** BEGIN Given entries **

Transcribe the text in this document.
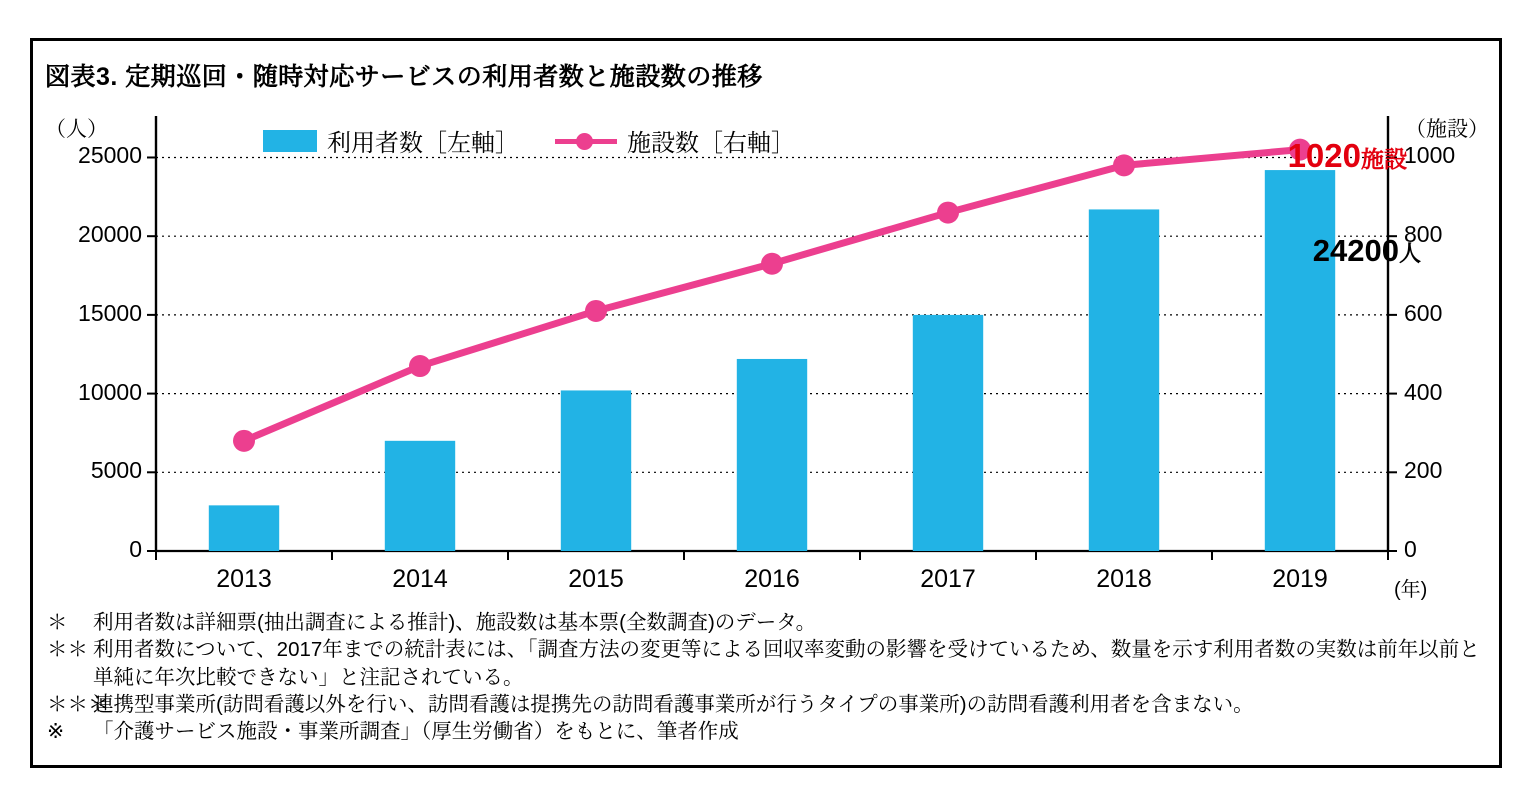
図表3. 定期巡回・随時対応サービスの利用者数と施設数の推移
（人）	（施設）
利用者数［左軸］	施設数［右軸］
0
5000
10000
15000
20000
25000
0
200
400
600
800
1000
2013	2014	2015	2016	2017	2018	2019	(年)
1020施設
24200人
＊	利用者数は詳細票(抽出調査による推計)、施設数は基本票(全数調査)のデータ。
＊＊ 利用者数について、2017年までの統計表には、「調査方法の変更等による回収率変動の影響を受けているため、数量を示す利用者数の実数は前年以前と単純に年次比較できない」と注記されている。
＊＊＊
連携型事業所(訪問看護以外を行い、訪問看護は提携先の訪問看護事業所が行うタイプの事業所)の訪問看護利用者を含まない。
※	「介護サービス施設・事業所調査」（厚生労働省）をもとに、筆者作成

** END Given entries **

Given problem: Exclude the pictures and repeat every other part of the records word for word.

Reply:
Transcribe the text in this document.
図表3. 定期巡回・随時対応サービスの利用者数と施設数の推移
（人）	（施設）
利用者数［左軸］	施設数［右軸］
0
5000
10000
15000
20000
25000
0
200
400
600
800
1000
2013	2014	2015	2016	2017	2018	2019	(年)
1020施設
24200人
＊	利用者数は詳細票(抽出調査による推計)、施設数は基本票(全数調査)のデータ。
＊＊ 利用者数について、2017年までの統計表には、「調査方法の変更等による回収率変動の影響を受けているため、数量を示す利用者数の実数は前年以前と単純に年次比較できない」と注記されている。
＊＊＊
連携型事業所(訪問看護以外を行い、訪問看護は提携先の訪問看護事業所が行うタイプの事業所)の訪問看護利用者を含まない。
※	「介護サービス施設・事業所調査」（厚生労働省）をもとに、筆者作成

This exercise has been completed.